● Your task
Extract every record, keeping each one exactly as it is.
* start Exercise material *
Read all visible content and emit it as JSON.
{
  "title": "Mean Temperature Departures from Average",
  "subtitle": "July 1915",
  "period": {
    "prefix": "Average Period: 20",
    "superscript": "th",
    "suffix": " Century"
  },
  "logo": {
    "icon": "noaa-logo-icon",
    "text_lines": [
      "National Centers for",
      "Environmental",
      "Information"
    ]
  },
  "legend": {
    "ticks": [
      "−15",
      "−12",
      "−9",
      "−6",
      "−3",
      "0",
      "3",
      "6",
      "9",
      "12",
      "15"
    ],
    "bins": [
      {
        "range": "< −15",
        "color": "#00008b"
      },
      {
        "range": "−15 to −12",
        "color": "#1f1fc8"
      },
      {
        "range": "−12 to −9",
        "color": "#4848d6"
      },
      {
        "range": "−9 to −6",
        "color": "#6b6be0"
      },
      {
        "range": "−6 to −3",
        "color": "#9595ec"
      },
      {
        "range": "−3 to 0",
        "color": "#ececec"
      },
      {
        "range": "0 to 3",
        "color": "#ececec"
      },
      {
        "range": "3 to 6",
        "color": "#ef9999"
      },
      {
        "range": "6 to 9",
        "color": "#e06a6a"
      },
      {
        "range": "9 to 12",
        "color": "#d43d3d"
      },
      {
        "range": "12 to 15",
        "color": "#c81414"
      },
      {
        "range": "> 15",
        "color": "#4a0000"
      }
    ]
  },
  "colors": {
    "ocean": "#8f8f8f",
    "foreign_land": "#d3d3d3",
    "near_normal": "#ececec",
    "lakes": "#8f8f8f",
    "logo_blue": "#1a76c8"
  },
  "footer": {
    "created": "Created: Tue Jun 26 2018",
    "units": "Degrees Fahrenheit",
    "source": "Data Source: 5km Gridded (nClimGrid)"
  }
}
* end Exercise material *
● Answer for the task
Read all visible content and emit it as JSON.
{
  "title": "Mean Temperature Departures from Average",
  "subtitle": "July 1915",
  "period": {
    "prefix": "Average Period: 20",
    "superscript": "th",
    "suffix": " Century"
  },
  "logo": {
    "icon": "noaa-logo-icon",
    "text_lines": [
      "National Centers for",
      "Environmental",
      "Information"
    ]
  },
  "legend": {
    "ticks": [
      "−15",
      "−12",
      "−9",
      "−6",
      "−3",
      "0",
      "3",
      "6",
      "9",
      "12",
      "15"
    ],
    "bins": [
      {
        "range": "< −15",
        "color": "#00008b"
      },
      {
        "range": "−15 to −12",
        "color": "#1f1fc8"
      },
      {
        "range": "−12 to −9",
        "color": "#4848d6"
      },
      {
        "range": "−9 to −6",
        "color": "#6b6be0"
      },
      {
        "range": "−6 to −3",
        "color": "#9595ec"
      },
      {
        "range": "−3 to 0",
        "color": "#ececec"
      },
      {
        "range": "0 to 3",
        "color": "#ececec"
      },
      {
        "range": "3 to 6",
        "color": "#ef9999"
      },
      {
        "range": "6 to 9",
        "color": "#e06a6a"
      },
      {
        "range": "9 to 12",
        "color": "#d43d3d"
      },
      {
        "range": "12 to 15",
        "color": "#c81414"
      },
      {
        "range": "> 15",
        "color": "#4a0000"
      }
    ]
  },
  "colors": {
    "ocean": "#8f8f8f",
    "foreign_land": "#d3d3d3",
    "near_normal": "#ececec",
    "lakes": "#8f8f8f",
    "logo_blue": "#1a76c8"
  },
  "footer": {
    "created": "Created: Tue Jun 26 2018",
    "units": "Degrees Fahrenheit",
    "source": "Data Source: 5km Gridded (nClimGrid)"
  }
}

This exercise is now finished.